> What to do:
Find the string "Poema" in the listing and report every line that has it.

> Dataset records:
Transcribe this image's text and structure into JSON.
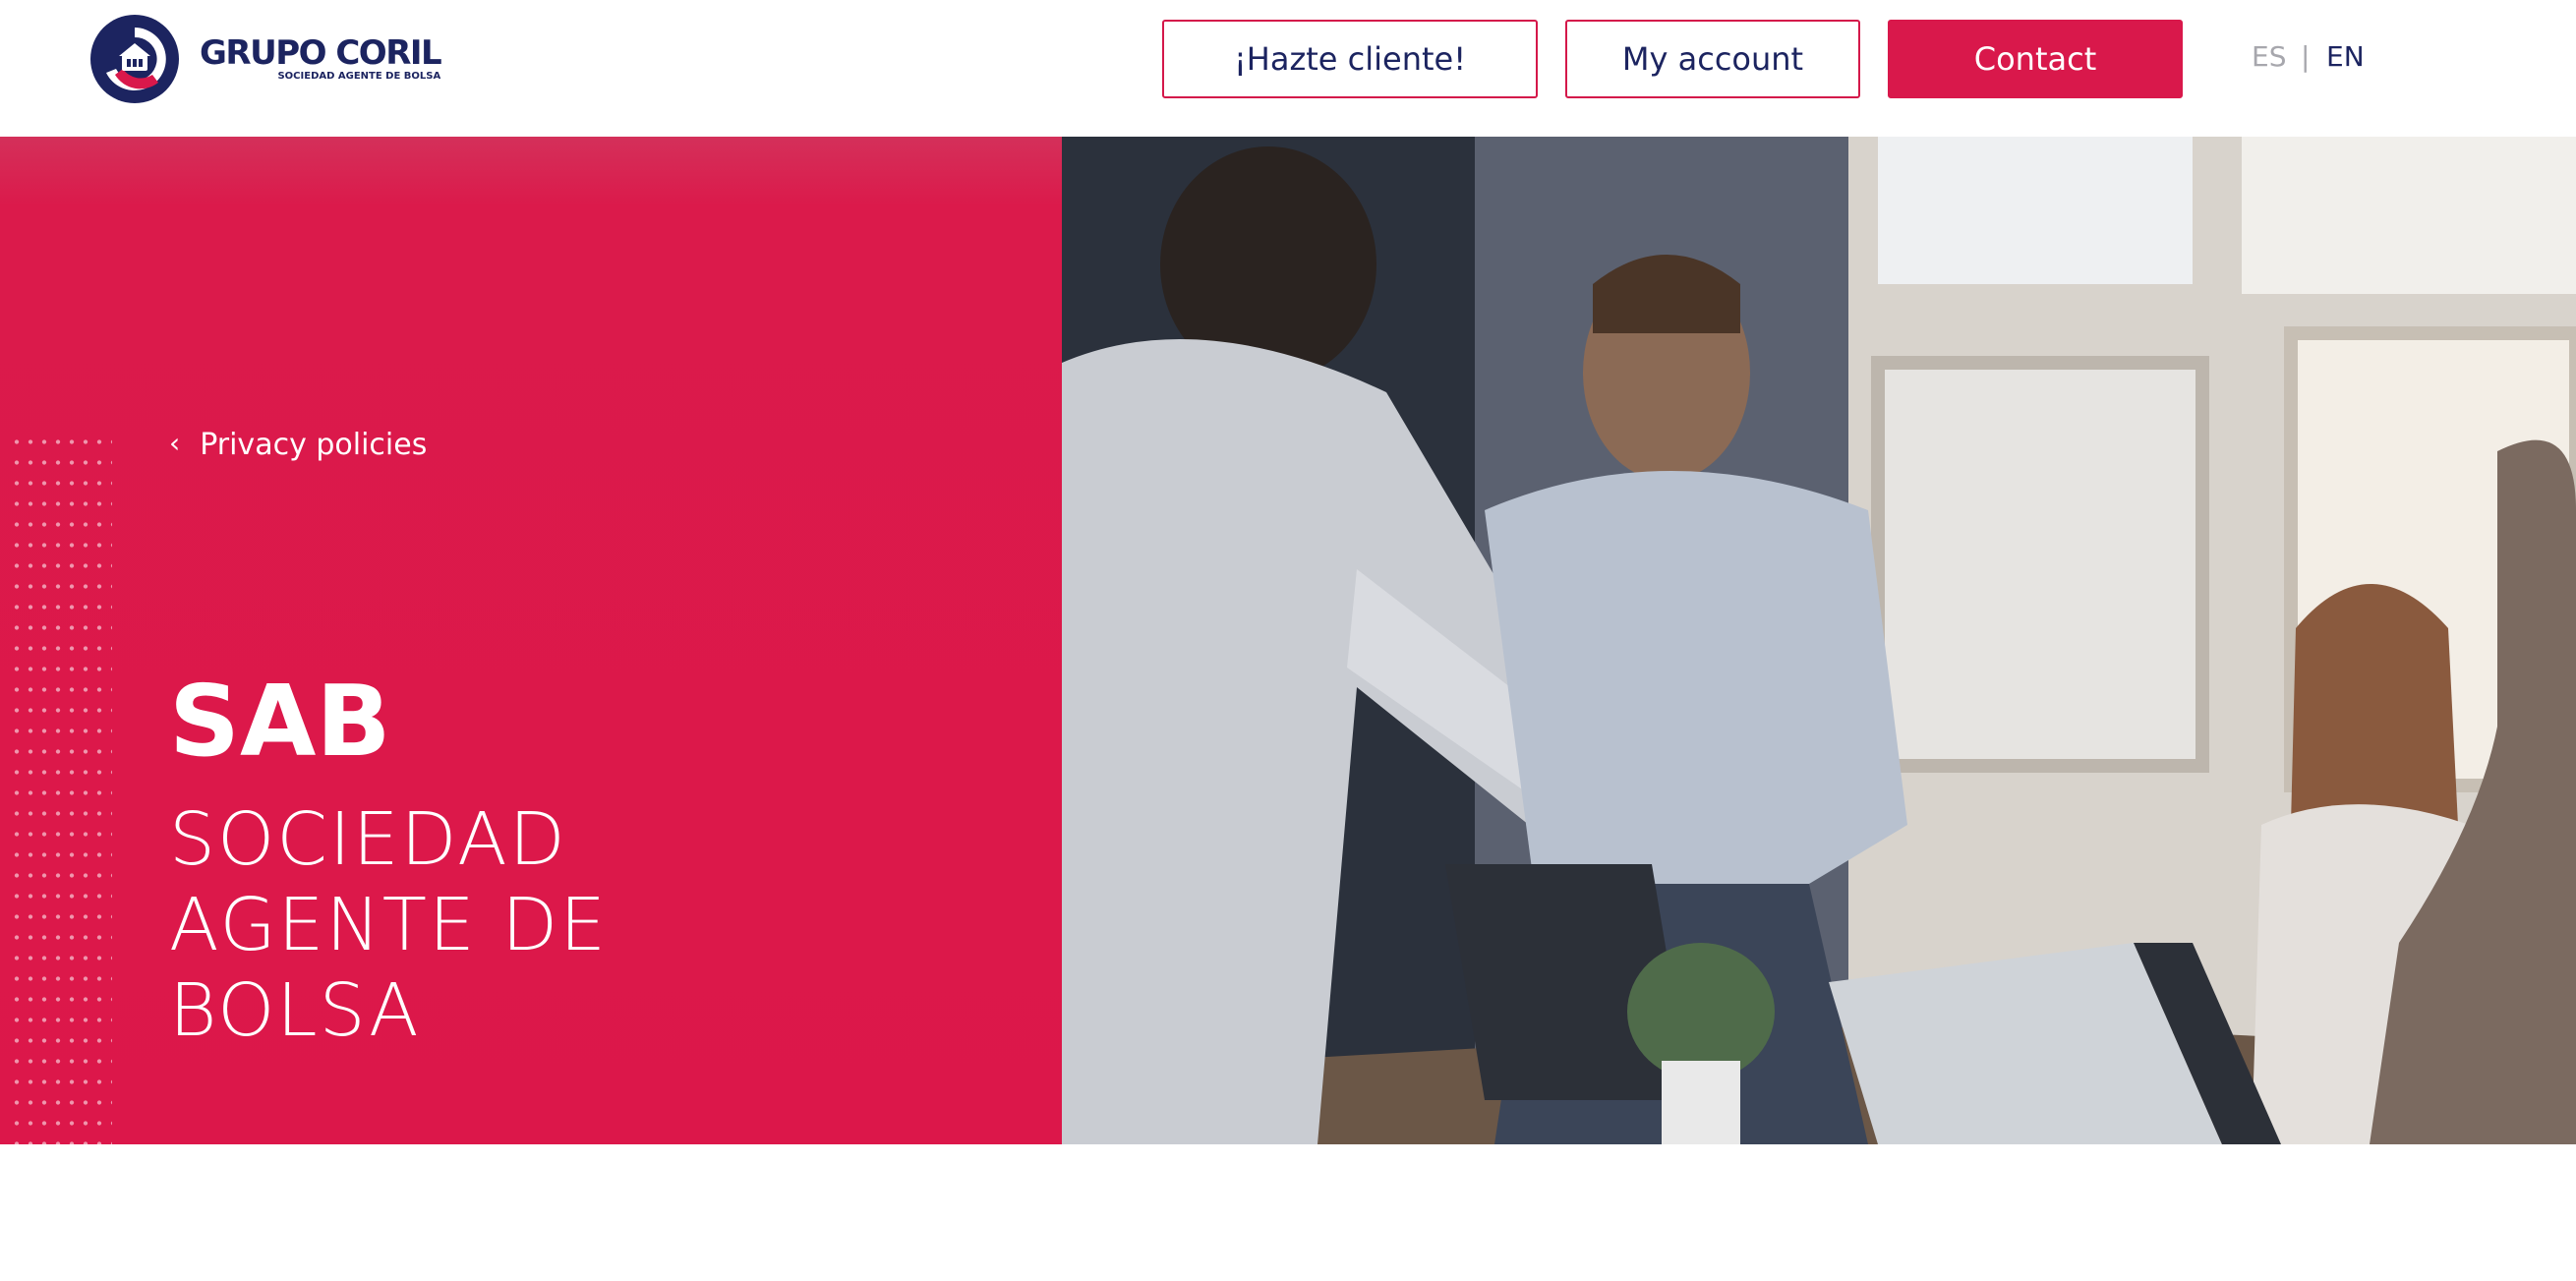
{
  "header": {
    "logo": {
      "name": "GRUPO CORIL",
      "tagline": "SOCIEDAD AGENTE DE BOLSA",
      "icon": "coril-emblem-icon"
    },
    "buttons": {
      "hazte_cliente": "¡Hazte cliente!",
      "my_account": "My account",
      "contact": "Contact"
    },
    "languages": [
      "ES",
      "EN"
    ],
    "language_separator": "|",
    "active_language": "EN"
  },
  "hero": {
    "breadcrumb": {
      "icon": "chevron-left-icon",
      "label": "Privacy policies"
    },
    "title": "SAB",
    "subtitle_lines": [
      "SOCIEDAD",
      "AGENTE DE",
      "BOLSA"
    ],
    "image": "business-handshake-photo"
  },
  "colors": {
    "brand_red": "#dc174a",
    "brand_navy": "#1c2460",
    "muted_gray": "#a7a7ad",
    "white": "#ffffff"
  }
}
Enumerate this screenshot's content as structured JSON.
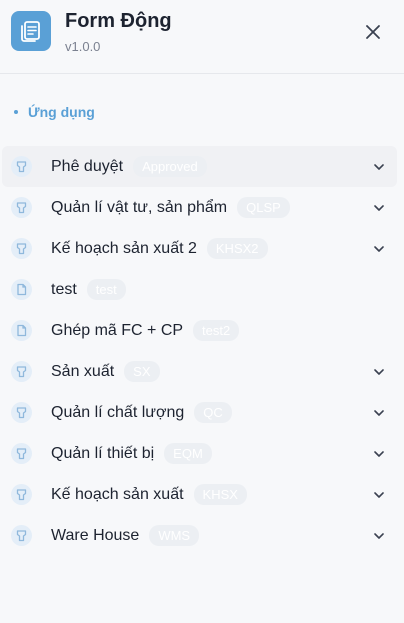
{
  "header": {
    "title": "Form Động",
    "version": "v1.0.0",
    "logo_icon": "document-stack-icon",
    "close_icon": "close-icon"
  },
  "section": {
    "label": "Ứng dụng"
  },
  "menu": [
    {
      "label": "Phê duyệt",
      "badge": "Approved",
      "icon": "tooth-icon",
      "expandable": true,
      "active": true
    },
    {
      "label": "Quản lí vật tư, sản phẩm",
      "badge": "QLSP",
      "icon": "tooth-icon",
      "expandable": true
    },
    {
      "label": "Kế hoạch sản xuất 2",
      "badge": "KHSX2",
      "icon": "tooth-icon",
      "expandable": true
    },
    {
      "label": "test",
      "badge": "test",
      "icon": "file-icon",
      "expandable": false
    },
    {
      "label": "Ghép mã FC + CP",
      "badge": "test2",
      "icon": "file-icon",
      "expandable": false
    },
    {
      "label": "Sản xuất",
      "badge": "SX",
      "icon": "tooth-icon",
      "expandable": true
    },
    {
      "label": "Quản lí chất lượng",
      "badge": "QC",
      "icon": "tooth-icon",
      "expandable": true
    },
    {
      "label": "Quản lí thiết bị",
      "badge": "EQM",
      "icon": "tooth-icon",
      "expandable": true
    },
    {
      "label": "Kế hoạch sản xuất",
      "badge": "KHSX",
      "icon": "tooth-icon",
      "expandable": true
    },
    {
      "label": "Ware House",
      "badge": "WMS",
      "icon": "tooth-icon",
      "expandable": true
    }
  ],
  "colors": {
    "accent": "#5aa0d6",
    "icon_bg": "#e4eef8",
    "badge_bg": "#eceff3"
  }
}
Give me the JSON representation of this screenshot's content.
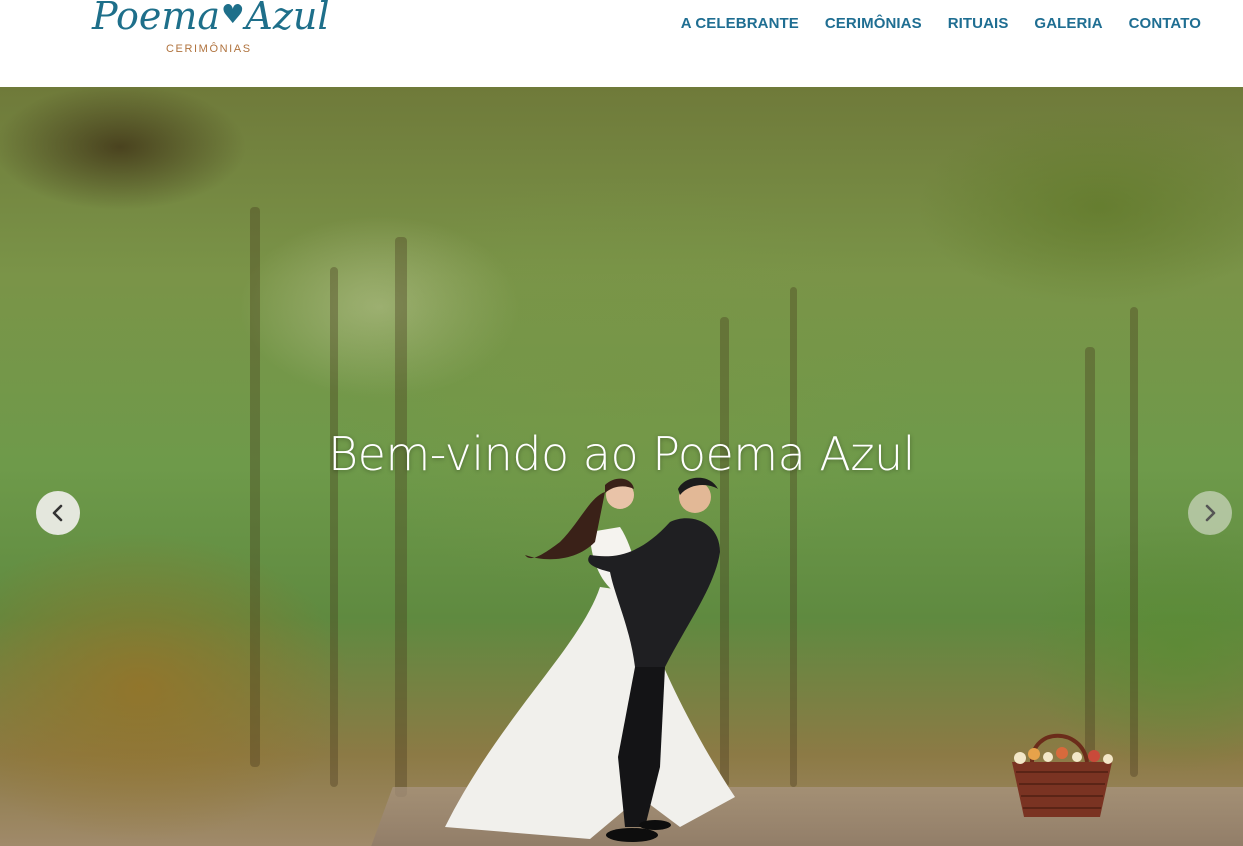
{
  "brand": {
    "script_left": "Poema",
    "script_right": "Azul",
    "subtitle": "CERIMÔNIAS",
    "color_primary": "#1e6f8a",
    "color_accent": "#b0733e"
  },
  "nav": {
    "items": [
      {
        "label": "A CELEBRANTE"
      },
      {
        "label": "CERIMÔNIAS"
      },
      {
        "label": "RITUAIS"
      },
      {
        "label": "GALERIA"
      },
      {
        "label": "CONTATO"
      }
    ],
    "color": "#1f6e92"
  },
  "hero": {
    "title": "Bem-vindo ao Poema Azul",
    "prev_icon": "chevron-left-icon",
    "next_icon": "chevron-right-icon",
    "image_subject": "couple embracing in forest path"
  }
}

> Task solution:
    "script_left": "Poema",
    "title": "Bem-vindo ao Poema Azul",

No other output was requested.